··· RECORDS FOR THE TASK ···

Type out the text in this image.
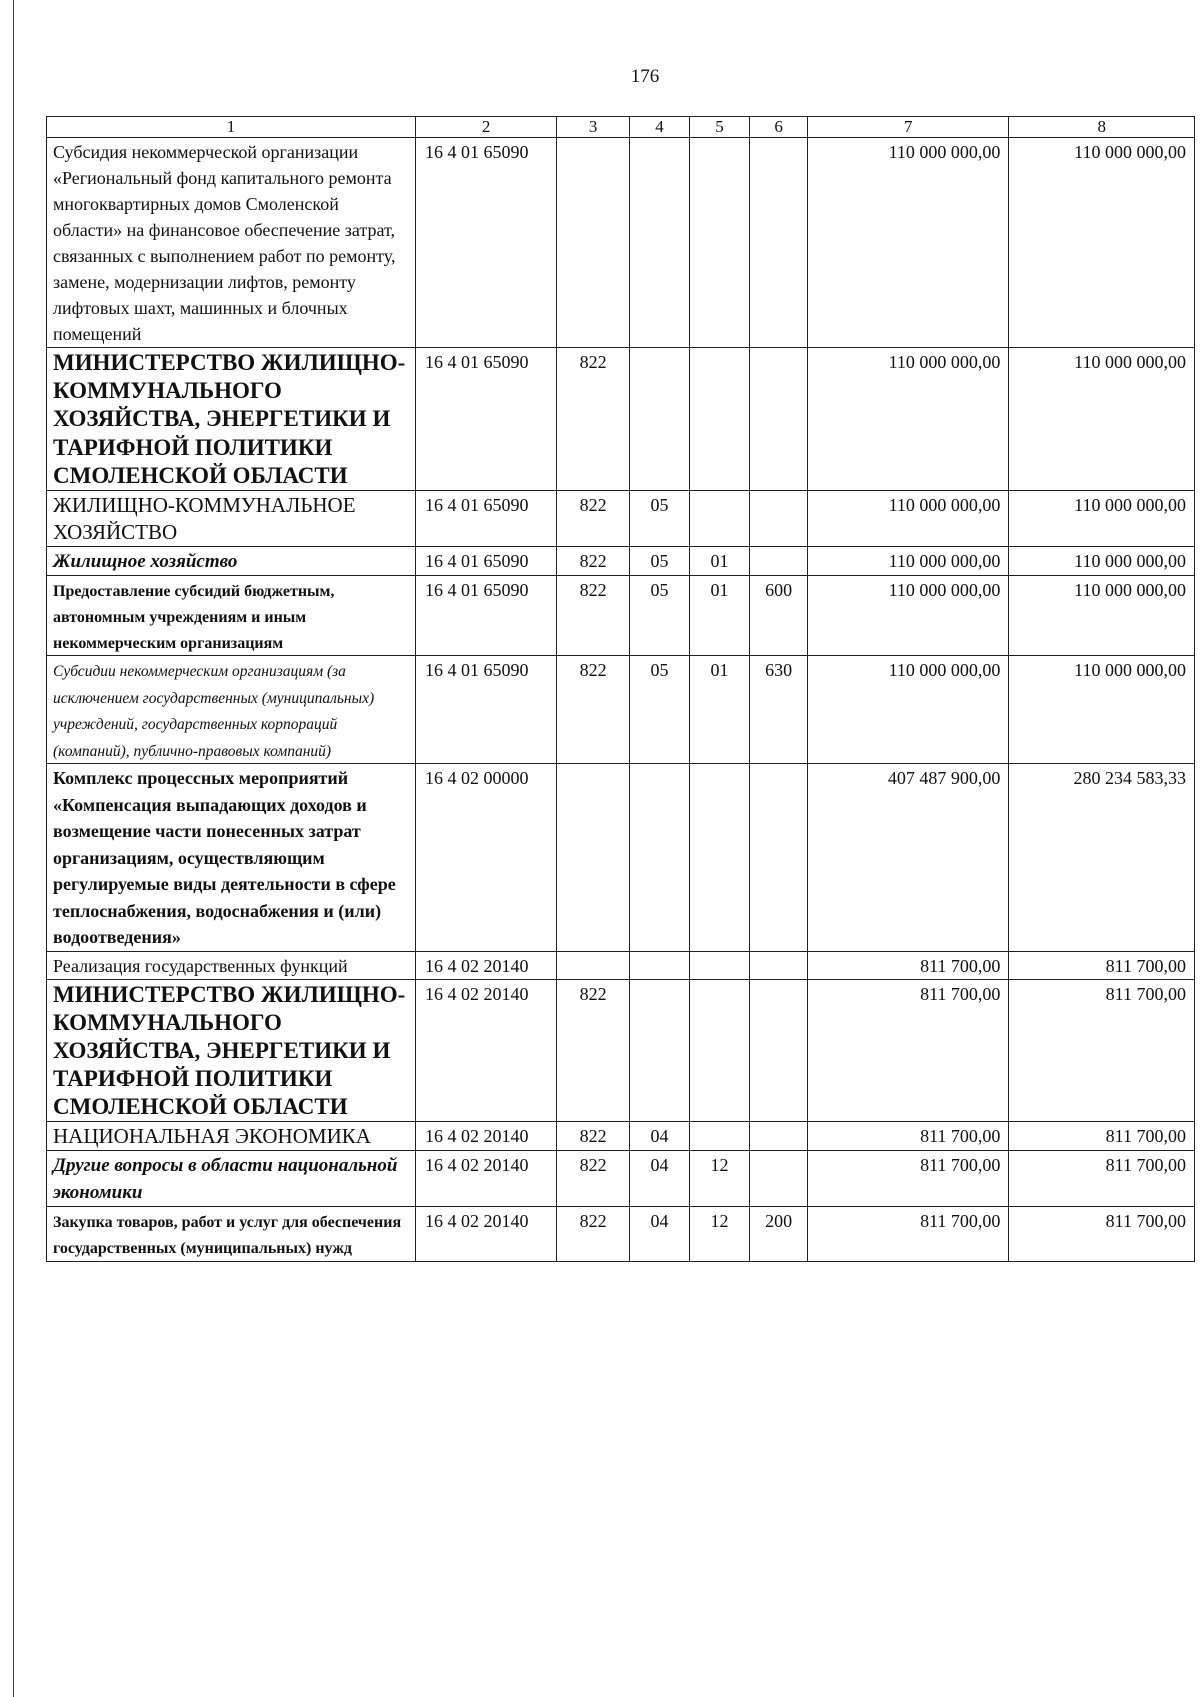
176
1	2	3	4	5	6	7	8
Субсидия некоммерческой организации «Региональный фонд капитального ремонта многоквартирных домов Смоленской области» на финансовое обеспечение затрат, связанных с выполнением работ по ремонту, замене, модернизации лифтов, ремонту лифтовых шахт, машинных и блочных помещений	16 4 01 65090					110 000 000,00	110 000 000,00
МИНИСТЕРСТВО ЖИЛИЩНО-КОММУНАЛЬНОГО ХОЗЯЙСТВА, ЭНЕРГЕТИКИ И ТАРИФНОЙ ПОЛИТИКИ СМОЛЕНСКОЙ ОБЛАСТИ	16 4 01 65090	822				110 000 000,00	110 000 000,00
ЖИЛИЩНО-КОММУНАЛЬНОЕ ХОЗЯЙСТВО	16 4 01 65090	822	05			110 000 000,00	110 000 000,00
Жилищное хозяйство	16 4 01 65090	822	05	01		110 000 000,00	110 000 000,00
Предоставление субсидий бюджетным, автономным учреждениям и иным некоммерческим организациям	16 4 01 65090	822	05	01	600	110 000 000,00	110 000 000,00
Субсидии некоммерческим организациям (за исключением государственных (муниципальных) учреждений, государственных корпораций (компаний), публично-правовых компаний)	16 4 01 65090	822	05	01	630	110 000 000,00	110 000 000,00
Комплекс процессных мероприятий «Компенсация выпадающих доходов и возмещение части понесенных затрат организациям, осуществляющим регулируемые виды деятельности в сфере теплоснабжения, водоснабжения и (или) водоотведения»	16 4 02 00000					407 487 900,00	280 234 583,33
Реализация государственных функций	16 4 02 20140					811 700,00	811 700,00
МИНИСТЕРСТВО ЖИЛИЩНО-КОММУНАЛЬНОГО ХОЗЯЙСТВА, ЭНЕРГЕТИКИ И ТАРИФНОЙ ПОЛИТИКИ СМОЛЕНСКОЙ ОБЛАСТИ	16 4 02 20140	822				811 700,00	811 700,00
НАЦИОНАЛЬНАЯ ЭКОНОМИКА	16 4 02 20140	822	04			811 700,00	811 700,00
Другие вопросы в области национальной экономики	16 4 02 20140	822	04	12		811 700,00	811 700,00
Закупка товаров, работ и услуг для обеспечения государственных (муниципальных) нужд	16 4 02 20140	822	04	12	200	811 700,00	811 700,00
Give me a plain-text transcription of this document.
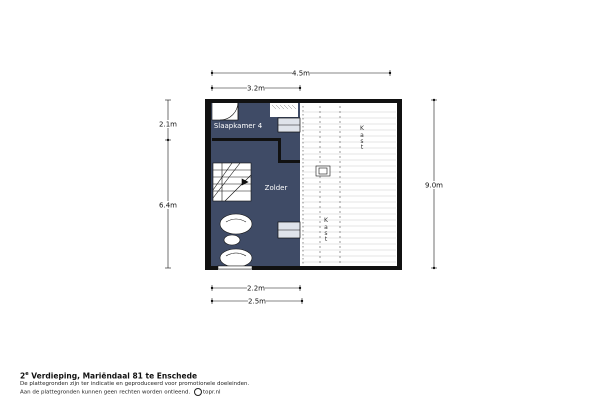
4.5m
3.2m
2.2m
2.5m
2.1m
6.4m
9.0m
Slaapkamer 4
Zolder
K
a
s
t
K
a
s
t
2e Verdieping, Mariëndaal 81 te Enschede
De plattegronden zijn ter indicatie en geproduceerd voor promotionele doeleinden.
Aan de plattegronden kunnen geen rechten worden ontleend. topr.nl
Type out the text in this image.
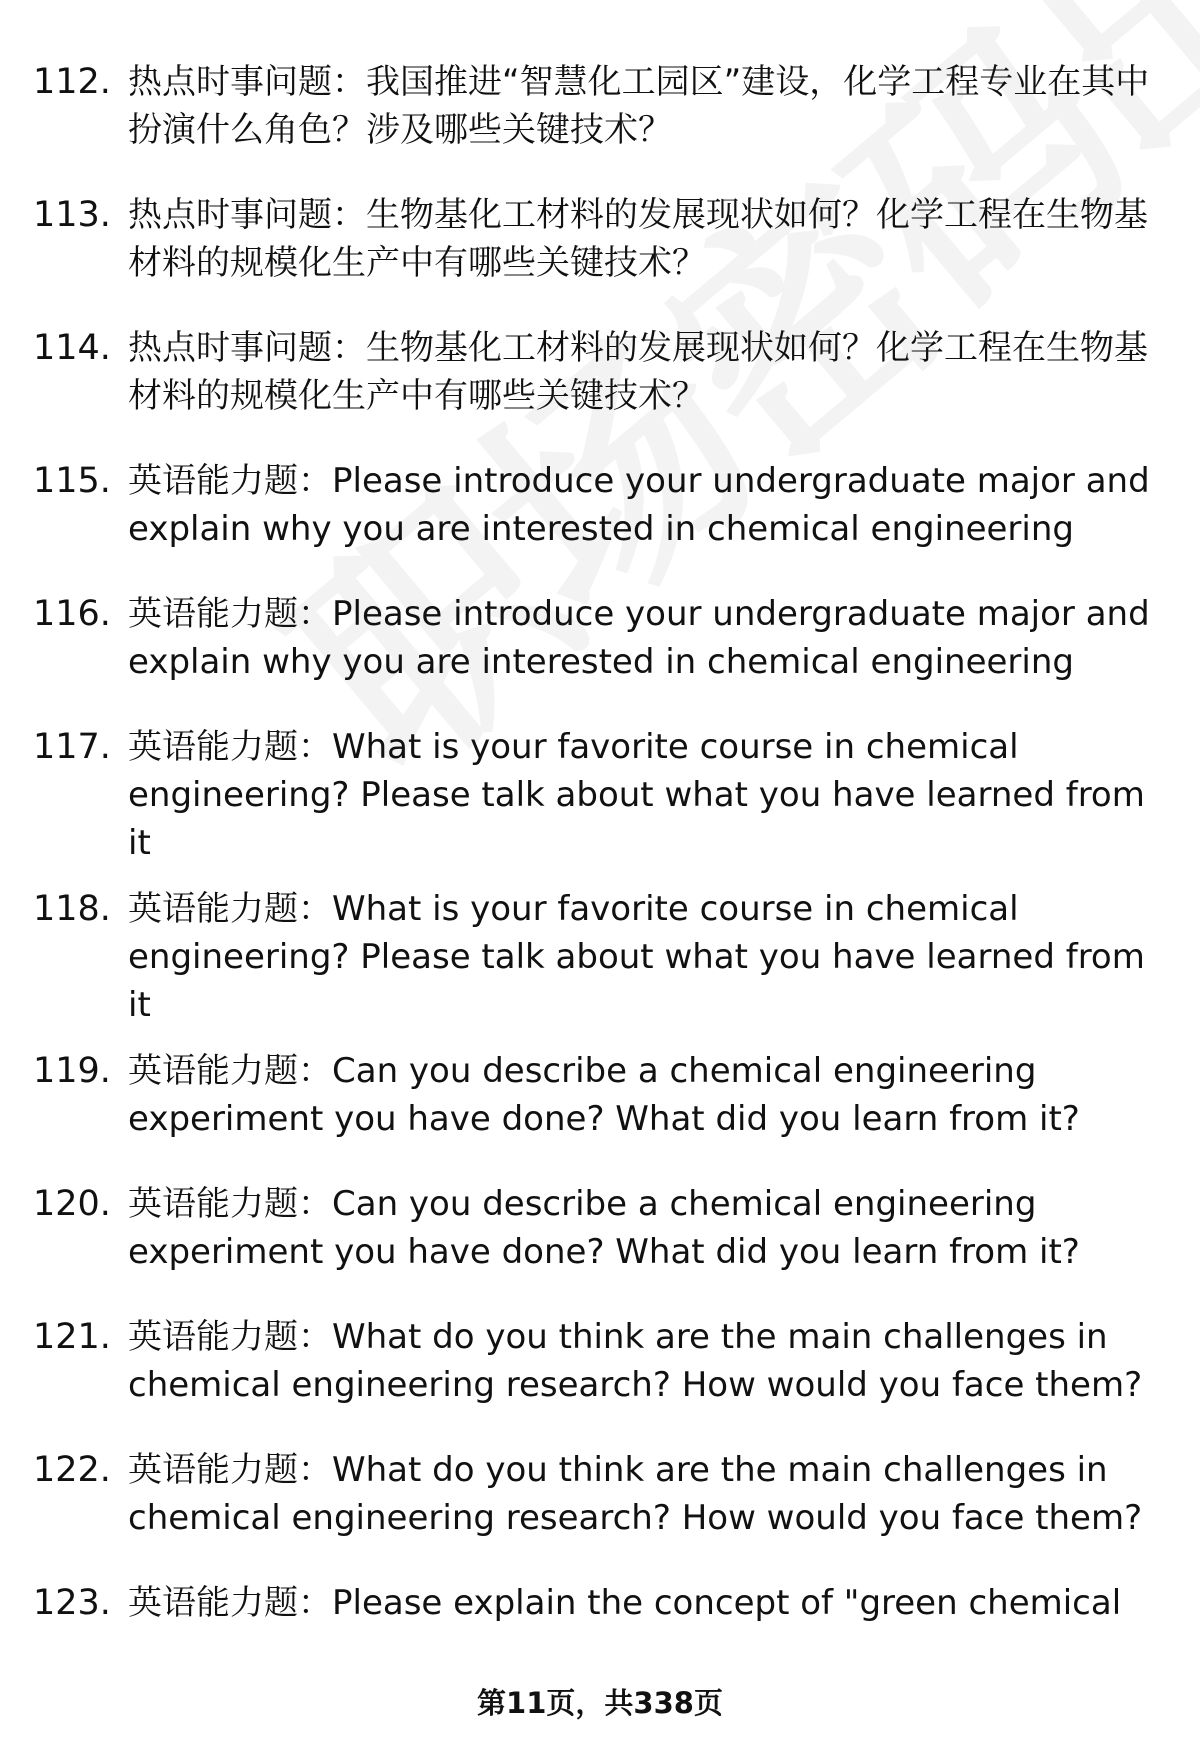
112. 热点时事问题：我国推进“智慧化工园区”建设，化学工程专业在其中扮演什么角色？涉及哪些关键技术？
113. 热点时事问题：生物基化工材料的发展现状如何？化学工程在生物基材料的规模化生产中有哪些关键技术？
114. 热点时事问题：生物基化工材料的发展现状如何？化学工程在生物基材料的规模化生产中有哪些关键技术？
115. 英语能力题：Please introduce your undergraduate major and explain why you are interested in chemical engineering
116. 英语能力题：Please introduce your undergraduate major and explain why you are interested in chemical engineering
117. 英语能力题：What is your favorite course in chemical engineering? Please talk about what you have learned from it
118. 英语能力题：What is your favorite course in chemical engineering? Please talk about what you have learned from it
119. 英语能力题：Can you describe a chemical engineering experiment you have done? What did you learn from it?
120. 英语能力题：Can you describe a chemical engineering experiment you have done? What did you learn from it?
121. 英语能力题：What do you think are the main challenges in chemical engineering research? How would you face them?
122. 英语能力题：What do you think are the main challenges in chemical engineering research? How would you face them?
123. 英语能力题：Please explain the concept of "green chemical
第11页，共338页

···

▶ **BRIEF**
Where a line in the material contains "ЭНЕРГЕТИКИ", copy that line.

▶ **OUTPUT BELOW**
МИНИСТЕРСТВО ЖИЛИЩНО-КОММУНАЛЬНОГО ХОЗЯЙСТВА, ЭНЕРГЕТИКИ И ТАРИФНОЙ ПОЛИТИКИ СМОЛЕНСКОЙ ОБЛАСТИ	16 4 01 65090	822				110 000 000,00	110 000 000,00
МИНИСТЕРСТВО ЖИЛИЩНО-КОММУНАЛЬНОГО ХОЗЯЙСТВА, ЭНЕРГЕТИКИ И ТАРИФНОЙ ПОЛИТИКИ СМОЛЕНСКОЙ ОБЛАСТИ	16 4 02 20140	822				811 700,00	811 700,00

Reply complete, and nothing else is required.